• Task:
Restate the whole of the material. Keep every word, and drop the pictures.

• Entries:
● ● ● ● ● ● ●
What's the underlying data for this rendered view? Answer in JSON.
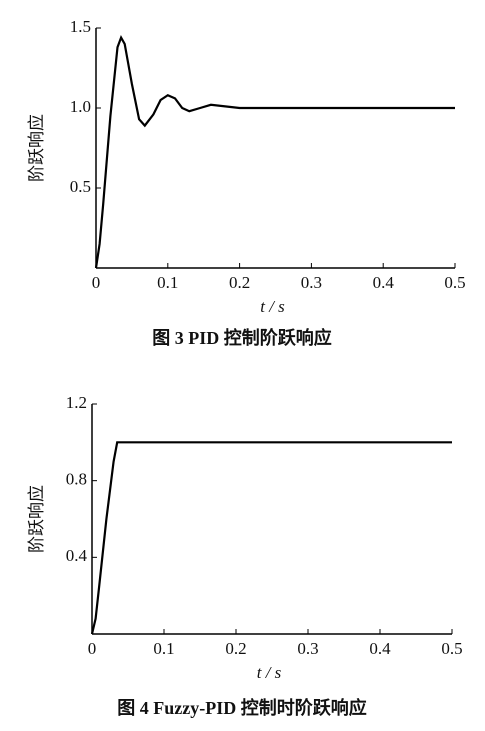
{
  "chart_data": [
    {
      "type": "line",
      "title": "图 3   PID 控制阶跃响应",
      "xlabel": "t / s",
      "ylabel": "阶跃响应",
      "color": "#000000",
      "x": [
        0,
        0.005,
        0.01,
        0.02,
        0.03,
        0.035,
        0.04,
        0.05,
        0.06,
        0.068,
        0.08,
        0.09,
        0.1,
        0.11,
        0.12,
        0.13,
        0.145,
        0.16,
        0.18,
        0.2,
        0.25,
        0.3,
        0.4,
        0.5
      ],
      "values": [
        0,
        0.15,
        0.4,
        0.95,
        1.38,
        1.44,
        1.4,
        1.15,
        0.93,
        0.89,
        0.96,
        1.05,
        1.08,
        1.06,
        1.0,
        0.98,
        1.0,
        1.02,
        1.01,
        1.0,
        1.0,
        1.0,
        1.0,
        1.0
      ],
      "xlim": [
        0,
        0.5
      ],
      "ylim": [
        0,
        1.5
      ],
      "xticks": [
        0,
        0.1,
        0.2,
        0.3,
        0.4,
        0.5
      ],
      "yticks": [
        0.5,
        {
          "value": 1,
          "label": "1.0"
        },
        1.5
      ]
    },
    {
      "type": "line",
      "title": "图 4   Fuzzy-PID 控制时阶跃响应",
      "xlabel": "t / s",
      "ylabel": "阶跃响应",
      "color": "#000000",
      "x": [
        0,
        0.005,
        0.01,
        0.02,
        0.03,
        0.035,
        0.5
      ],
      "values": [
        0,
        0.08,
        0.25,
        0.6,
        0.9,
        1.0,
        1.0
      ],
      "xlim": [
        0,
        0.5
      ],
      "ylim": [
        0,
        1.2
      ],
      "xticks": [
        0,
        0.1,
        0.2,
        0.3,
        0.4,
        0.5
      ],
      "yticks": [
        0.4,
        0.8,
        1.2
      ]
    }
  ]
}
● ● ● ● ● ● ●
• Answer to this exercise:
What's the underlying data for this rendered view? Answer in JSON.
{
  "chart_data": [
    {
      "type": "line",
      "title": "图 3   PID 控制阶跃响应",
      "xlabel": "t / s",
      "ylabel": "阶跃响应",
      "color": "#000000",
      "x": [
        0,
        0.005,
        0.01,
        0.02,
        0.03,
        0.035,
        0.04,
        0.05,
        0.06,
        0.068,
        0.08,
        0.09,
        0.1,
        0.11,
        0.12,
        0.13,
        0.145,
        0.16,
        0.18,
        0.2,
        0.25,
        0.3,
        0.4,
        0.5
      ],
      "values": [
        0,
        0.15,
        0.4,
        0.95,
        1.38,
        1.44,
        1.4,
        1.15,
        0.93,
        0.89,
        0.96,
        1.05,
        1.08,
        1.06,
        1.0,
        0.98,
        1.0,
        1.02,
        1.01,
        1.0,
        1.0,
        1.0,
        1.0,
        1.0
      ],
      "xlim": [
        0,
        0.5
      ],
      "ylim": [
        0,
        1.5
      ],
      "xticks": [
        0,
        0.1,
        0.2,
        0.3,
        0.4,
        0.5
      ],
      "yticks": [
        0.5,
        {
          "value": 1,
          "label": "1.0"
        },
        1.5
      ]
    },
    {
      "type": "line",
      "title": "图 4   Fuzzy-PID 控制时阶跃响应",
      "xlabel": "t / s",
      "ylabel": "阶跃响应",
      "color": "#000000",
      "x": [
        0,
        0.005,
        0.01,
        0.02,
        0.03,
        0.035,
        0.5
      ],
      "values": [
        0,
        0.08,
        0.25,
        0.6,
        0.9,
        1.0,
        1.0
      ],
      "xlim": [
        0,
        0.5
      ],
      "ylim": [
        0,
        1.2
      ],
      "xticks": [
        0,
        0.1,
        0.2,
        0.3,
        0.4,
        0.5
      ],
      "yticks": [
        0.4,
        0.8,
        1.2
      ]
    }
  ]
}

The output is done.